Tras publicar en 1830 The Romance of History: Spain, conjunto de 24 narraciones de carácter histórico legendario, aunque sin forma ni unidad novelesca. Trueba puso punto final a su labor como narrador de temas históricos, aunque no por ello olvidó el género novelesco, pues publicó The incognito, novela de costumbres españolas, y Salvador the guerrilla, relato en el que se percibe la influencia de Fenimore Cooper y cuyo asunto está tomado de la Guerra de la Independencia. The Romance of History: Spain es un conjunto de leyendas ordenadas cronológicamente, precedidas de un resumen sobre los acontecimientos históricos del período en que se sitúan los hechos. A través de este corpus literario, Trueba se propone recorrer por entero todo nuestro entramado histórico, desde la caída del imperio visigodo (Don Rodrigo es la primera leyenda que figura al frente de la colección) hasta los últimos reyes de la Casa de Austria.

Ejercicio 1 :: Por favor, presenta como lista numerada, sin líneas en blanco, las líneas del listado comenzando en la que contiene "cell <box>45 215 65 233</box>" y terminando en la que contiene "cell <box>82 215 102 233</box>", ambas incluidas.

Datos de trabajo ::

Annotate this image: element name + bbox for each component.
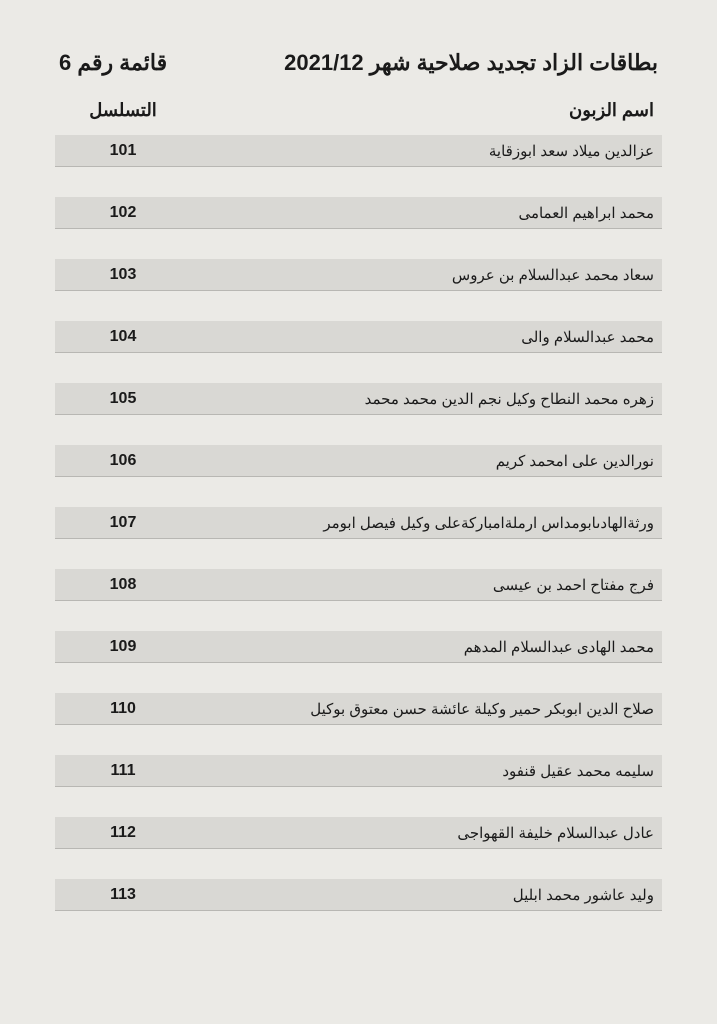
cell-customer-name: صلاح الدين ابوبكر حمير وكيلة عائشة حسن م… <box>183 700 654 718</box>
cell-customer-name: فرج مفتاح احمد بن عيسى <box>183 576 654 594</box>
cell-sequence: 109 <box>63 638 183 656</box>
cell-sequence: 110 <box>63 700 183 718</box>
row-gap <box>55 229 662 259</box>
cell-customer-name: محمد ابراهيم العمامى <box>183 204 654 222</box>
row-gap <box>55 477 662 507</box>
table-row: نورالدين على امحمد كريم106 <box>55 445 662 477</box>
cell-sequence: 107 <box>63 514 183 532</box>
table-row: عزالدين ميلاد سعد ابوزقاية101 <box>55 135 662 167</box>
row-gap <box>55 849 662 879</box>
row-gap <box>55 291 662 321</box>
table-row: صلاح الدين ابوبكر حمير وكيلة عائشة حسن م… <box>55 693 662 725</box>
cell-sequence: 101 <box>63 142 183 160</box>
list-number-label: قائمة رقم 6 <box>59 50 167 76</box>
table-row: سعاد محمد عبدالسلام بن عروس103 <box>55 259 662 291</box>
cell-customer-name: ورثةالهادىابومداس ارملةامباركةعلى وكيل ف… <box>183 514 654 532</box>
table-row: زهره محمد النطاح وكيل نجم الدين محمد محم… <box>55 383 662 415</box>
table-row: محمد عبدالسلام والى104 <box>55 321 662 353</box>
cell-sequence: 105 <box>63 390 183 408</box>
cell-sequence: 108 <box>63 576 183 594</box>
cell-sequence: 112 <box>63 824 183 842</box>
table-row: محمد الهادى عبدالسلام المدهم109 <box>55 631 662 663</box>
cell-sequence: 103 <box>63 266 183 284</box>
row-gap <box>55 415 662 445</box>
document-title: بطاقات الزاد تجديد صلاحية شهر 2021/12 <box>284 50 658 76</box>
row-gap <box>55 601 662 631</box>
table-row: وليد عاشور محمد ابليل113 <box>55 879 662 911</box>
cell-sequence: 102 <box>63 204 183 222</box>
row-gap <box>55 539 662 569</box>
cell-customer-name: وليد عاشور محمد ابليل <box>183 886 654 904</box>
table-header: اسم الزبون التسلسل <box>55 94 662 135</box>
row-gap <box>55 725 662 755</box>
cell-sequence: 111 <box>63 762 183 780</box>
row-gap <box>55 353 662 383</box>
table-row: سليمه محمد عقيل قنفود111 <box>55 755 662 787</box>
cell-customer-name: زهره محمد النطاح وكيل نجم الدين محمد محم… <box>183 390 654 408</box>
table-row: عادل عبدالسلام خليفة القهواجى112 <box>55 817 662 849</box>
cell-sequence: 104 <box>63 328 183 346</box>
table-row: ورثةالهادىابومداس ارملةامباركةعلى وكيل ف… <box>55 507 662 539</box>
title-row: بطاقات الزاد تجديد صلاحية شهر 2021/12 قا… <box>55 50 662 76</box>
document-page: بطاقات الزاد تجديد صلاحية شهر 2021/12 قا… <box>55 50 662 911</box>
row-gap <box>55 663 662 693</box>
row-gap <box>55 787 662 817</box>
column-header-sequence: التسلسل <box>63 100 183 121</box>
cell-sequence: 106 <box>63 452 183 470</box>
column-header-name: اسم الزبون <box>183 100 654 121</box>
cell-customer-name: عزالدين ميلاد سعد ابوزقاية <box>183 142 654 160</box>
cell-customer-name: محمد الهادى عبدالسلام المدهم <box>183 638 654 656</box>
cell-customer-name: سعاد محمد عبدالسلام بن عروس <box>183 266 654 284</box>
table-row: محمد ابراهيم العمامى102 <box>55 197 662 229</box>
cell-customer-name: سليمه محمد عقيل قنفود <box>183 762 654 780</box>
table-row: فرج مفتاح احمد بن عيسى108 <box>55 569 662 601</box>
cell-customer-name: عادل عبدالسلام خليفة القهواجى <box>183 824 654 842</box>
cell-customer-name: نورالدين على امحمد كريم <box>183 452 654 470</box>
table-body: عزالدين ميلاد سعد ابوزقاية101 محمد ابراهي… <box>55 135 662 911</box>
cell-sequence: 113 <box>63 886 183 904</box>
row-gap <box>55 167 662 197</box>
cell-customer-name: محمد عبدالسلام والى <box>183 328 654 346</box>
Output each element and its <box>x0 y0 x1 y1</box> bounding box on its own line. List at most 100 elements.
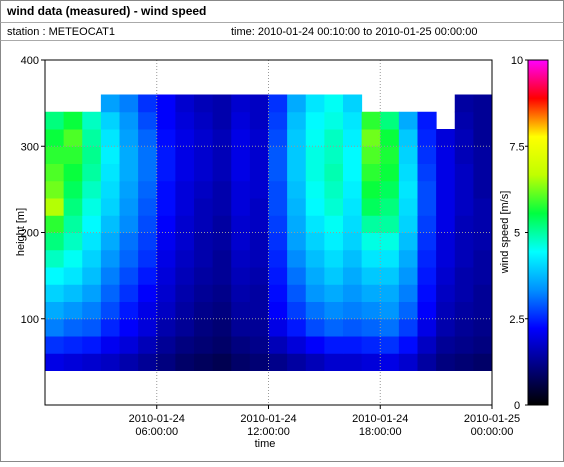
cell <box>45 215 65 233</box>
cell <box>324 215 344 233</box>
cell <box>268 111 288 130</box>
cell <box>231 336 251 354</box>
x-tick-label: 2010-01-24 18:00:00 <box>352 413 408 438</box>
y-tick-label: 300 <box>21 141 39 153</box>
cell <box>380 284 400 302</box>
cell <box>398 353 418 371</box>
cell <box>119 284 139 302</box>
cell <box>82 336 102 354</box>
cell <box>305 198 325 216</box>
cell <box>361 301 381 320</box>
cell <box>82 215 102 233</box>
cell <box>473 215 493 233</box>
cell <box>398 301 418 320</box>
cell <box>194 215 214 233</box>
cell <box>268 249 288 268</box>
cell <box>194 301 214 320</box>
y-tick-label: 400 <box>21 55 39 67</box>
cell <box>305 301 325 320</box>
cell <box>156 129 176 147</box>
cell <box>175 129 195 147</box>
cell <box>473 111 493 130</box>
cell <box>249 336 269 354</box>
cell <box>454 267 474 285</box>
cell <box>100 353 120 371</box>
cell <box>287 94 307 113</box>
cell <box>305 267 325 285</box>
cell <box>324 284 344 302</box>
cell <box>343 163 363 182</box>
cell <box>45 284 65 302</box>
cell <box>194 318 214 337</box>
cell <box>305 249 325 268</box>
cell <box>63 284 83 302</box>
cell <box>63 267 83 285</box>
cell <box>324 336 344 354</box>
cell <box>305 318 325 337</box>
cell <box>398 249 418 268</box>
cell <box>175 146 195 164</box>
cell <box>63 215 83 233</box>
cell <box>231 267 251 285</box>
cell <box>138 267 158 285</box>
cell <box>380 146 400 164</box>
cell <box>361 215 381 233</box>
cell <box>417 336 437 354</box>
cell <box>343 232 363 251</box>
cell <box>119 146 139 164</box>
cell <box>138 301 158 320</box>
cell <box>156 301 176 320</box>
cell <box>361 336 381 354</box>
cell <box>119 94 139 113</box>
cell <box>249 215 269 233</box>
cell <box>324 111 344 130</box>
cell <box>380 198 400 216</box>
cell <box>287 232 307 251</box>
cell <box>473 198 493 216</box>
cell <box>119 301 139 320</box>
cell <box>100 163 120 182</box>
cell <box>194 129 214 147</box>
cell <box>454 215 474 233</box>
y-tick-label: 200 <box>21 228 39 240</box>
cell <box>212 249 232 268</box>
cell <box>63 163 83 182</box>
cell <box>417 232 437 251</box>
cell <box>156 163 176 182</box>
cell <box>212 318 232 337</box>
cell <box>380 353 400 371</box>
cell <box>417 284 437 302</box>
cell <box>417 198 437 216</box>
cell <box>417 129 437 147</box>
cell <box>380 301 400 320</box>
cell <box>82 198 102 216</box>
cell <box>100 129 120 147</box>
cell <box>156 198 176 216</box>
cell <box>454 180 474 199</box>
cell <box>82 353 102 371</box>
cell <box>100 111 120 130</box>
cell <box>175 267 195 285</box>
cell <box>194 111 214 130</box>
cell <box>324 129 344 147</box>
cell <box>249 249 269 268</box>
cell <box>194 180 214 199</box>
cell <box>231 353 251 371</box>
cell <box>156 249 176 268</box>
cell <box>45 353 65 371</box>
time-range: time: 2010-01-24 00:10:00 to 2010-01-25 … <box>231 26 477 38</box>
cell <box>287 249 307 268</box>
cell <box>100 198 120 216</box>
cell <box>156 180 176 199</box>
cell <box>194 267 214 285</box>
cell <box>175 163 195 182</box>
cell <box>212 267 232 285</box>
cell <box>268 163 288 182</box>
cell <box>231 180 251 199</box>
cell <box>100 336 120 354</box>
y-axis-label: height [m] <box>15 208 27 256</box>
colorbar-label: wind speed [m/s] <box>499 191 511 275</box>
cell <box>454 232 474 251</box>
cell <box>343 198 363 216</box>
cell <box>398 336 418 354</box>
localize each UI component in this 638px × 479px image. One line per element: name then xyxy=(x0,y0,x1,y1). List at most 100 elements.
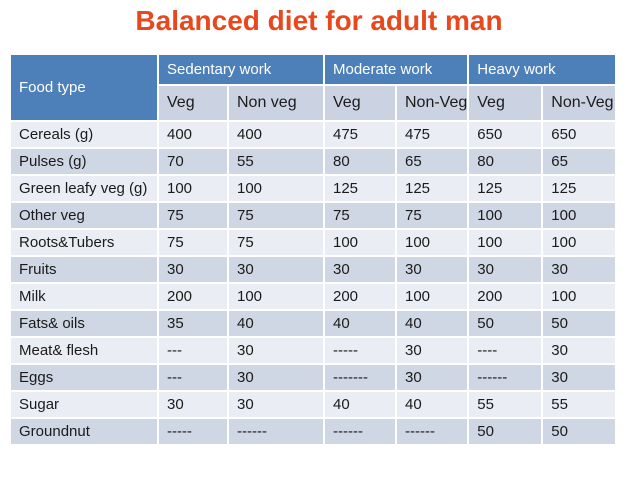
value-cell: 75 xyxy=(394,201,470,230)
table-row: Meat& flesh --- 30 ----- 30 ---- 30 xyxy=(9,336,618,365)
value-cell: ----- xyxy=(157,417,229,446)
table-row: Cereals (g) 400 400 475 475 650 650 xyxy=(9,120,618,149)
food-name-cell: Other veg xyxy=(9,201,159,230)
value-cell: 70 xyxy=(157,147,229,176)
food-name-cell: Meat& flesh xyxy=(9,336,159,365)
value-cell: --- xyxy=(157,336,229,365)
food-name-cell: Green leafy veg (g) xyxy=(9,174,159,203)
value-cell: 30 xyxy=(227,390,325,419)
value-cell: 40 xyxy=(227,309,325,338)
value-cell: 55 xyxy=(467,390,544,419)
value-cell: 100 xyxy=(541,282,618,311)
col-header-food-type: Food type xyxy=(9,53,159,122)
value-cell: 80 xyxy=(323,147,397,176)
value-cell: 100 xyxy=(394,228,470,257)
value-cell: 100 xyxy=(467,228,544,257)
value-cell: 400 xyxy=(227,120,325,149)
value-cell: 30 xyxy=(541,336,618,365)
value-cell: 100 xyxy=(394,282,470,311)
value-cell: ------ xyxy=(394,417,470,446)
table-row: Groundnut ----- ------ ------ ------ 50 … xyxy=(9,417,618,446)
value-cell: 100 xyxy=(227,282,325,311)
value-cell: 30 xyxy=(394,363,470,392)
subheader-heavy-nonveg: Non-Veg xyxy=(541,84,618,122)
value-cell: ------ xyxy=(323,417,397,446)
value-cell: 400 xyxy=(157,120,229,149)
table-row: Milk 200 100 200 100 200 100 xyxy=(9,282,618,311)
food-name-cell: Sugar xyxy=(9,390,159,419)
value-cell: 650 xyxy=(541,120,618,149)
diet-table: Food type Sedentary work Moderate work H… xyxy=(9,53,618,446)
value-cell: ---- xyxy=(467,336,544,365)
value-cell: 475 xyxy=(394,120,470,149)
value-cell: 475 xyxy=(323,120,397,149)
value-cell: 65 xyxy=(394,147,470,176)
table-row: Sugar 30 30 40 40 55 55 xyxy=(9,390,618,419)
subheader-sedentary-nonveg: Non veg xyxy=(227,84,325,122)
table-row: Other veg 75 75 75 75 100 100 xyxy=(9,201,618,230)
value-cell: 75 xyxy=(323,201,397,230)
slide-title: Balanced diet for adult man xyxy=(135,5,503,36)
value-cell: 30 xyxy=(157,390,229,419)
value-cell: 30 xyxy=(541,363,618,392)
food-name-cell: Roots&Tubers xyxy=(9,228,159,257)
value-cell: 50 xyxy=(467,309,544,338)
table-row: Pulses (g) 70 55 80 65 80 65 xyxy=(9,147,618,176)
subheader-sedentary-veg: Veg xyxy=(157,84,229,122)
value-cell: 75 xyxy=(227,201,325,230)
food-name-cell: Milk xyxy=(9,282,159,311)
value-cell: 40 xyxy=(323,309,397,338)
header-row: Food type Sedentary work Moderate work H… xyxy=(9,53,618,122)
value-cell: 30 xyxy=(157,255,229,284)
value-cell: 40 xyxy=(394,390,470,419)
value-cell: 55 xyxy=(541,390,618,419)
value-cell: ------- xyxy=(323,363,397,392)
value-cell: 30 xyxy=(227,336,325,365)
value-cell: 125 xyxy=(467,174,544,203)
value-cell: 200 xyxy=(323,282,397,311)
value-cell: 100 xyxy=(323,228,397,257)
table-row: Green leafy veg (g) 100 100 125 125 125 … xyxy=(9,174,618,203)
value-cell: 30 xyxy=(227,255,325,284)
value-cell: 125 xyxy=(541,174,618,203)
food-name-cell: Fats& oils xyxy=(9,309,159,338)
value-cell: 30 xyxy=(227,363,325,392)
col-header-sedentary-work: Sedentary work xyxy=(157,53,325,86)
value-cell: 100 xyxy=(467,201,544,230)
food-name-cell: Eggs xyxy=(9,363,159,392)
value-cell: 30 xyxy=(467,255,544,284)
food-name-cell: Cereals (g) xyxy=(9,120,159,149)
value-cell: 125 xyxy=(323,174,397,203)
food-name-cell: Fruits xyxy=(9,255,159,284)
value-cell: 30 xyxy=(394,255,470,284)
food-name-cell: Groundnut xyxy=(9,417,159,446)
subheader-moderate-veg: Veg xyxy=(323,84,397,122)
value-cell: 200 xyxy=(467,282,544,311)
value-cell: 50 xyxy=(541,309,618,338)
table-row: Roots&Tubers 75 75 100 100 100 100 xyxy=(9,228,618,257)
value-cell: ----- xyxy=(323,336,397,365)
value-cell: 200 xyxy=(157,282,229,311)
value-cell: 30 xyxy=(541,255,618,284)
value-cell: 650 xyxy=(467,120,544,149)
value-cell: 100 xyxy=(157,174,229,203)
col-header-moderate-work: Moderate work xyxy=(322,53,470,86)
table-row: Fats& oils 35 40 40 40 50 50 xyxy=(9,309,618,338)
value-cell: 50 xyxy=(467,417,544,446)
value-cell: ------ xyxy=(467,363,544,392)
value-cell: 35 xyxy=(157,309,229,338)
value-cell: ------ xyxy=(227,417,325,446)
value-cell: 30 xyxy=(394,336,470,365)
value-cell: 40 xyxy=(323,390,397,419)
value-cell: 75 xyxy=(157,201,229,230)
value-cell: 80 xyxy=(467,147,544,176)
value-cell: 50 xyxy=(541,417,618,446)
value-cell: 100 xyxy=(541,201,618,230)
value-cell: 65 xyxy=(541,147,618,176)
value-cell: --- xyxy=(157,363,229,392)
value-cell: 100 xyxy=(227,174,325,203)
value-cell: 75 xyxy=(157,228,229,257)
value-cell: 40 xyxy=(394,309,470,338)
value-cell: 55 xyxy=(227,147,325,176)
table-row: Fruits 30 30 30 30 30 30 xyxy=(9,255,618,284)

Ejercicio 2 ::
Responde con el fragmento sobre Trueba:
(a) ¿En qué año se publicó The Romance of History: Spain?
(b) ¿De qué acontecimiento está tomado el asunto de Salvador the guerrilla?
(c) ¿Qué leyenda figura al frente de la colección?

Solución completa 1 ::
1. cell <box>45 215 65 233</box>
2. cell <box>324 215 344 233</box>
3. cell <box>268 111 288 130</box>
4. cell <box>231 336 251 354</box>
5. x-tick-label: 2010-01-24 18:00:00 <box>352 413 408 438</box>
6. y-tick-label: 300 <box>21 141 39 153</box>
7. cell <box>380 284 400 302</box>
8. cell <box>398 353 418 371</box>
9. cell <box>119 284 139 302</box>
10. cell <box>82 336 102 354</box>
11. cell <box>305 198 325 216</box>
12. cell <box>361 301 381 320</box>
13. cell <box>82 215 102 233</box>

Solución completa 2 ::
(a) En 1830.
(b) De la Guerra de la Independencia.
(c) Don Rodrigo.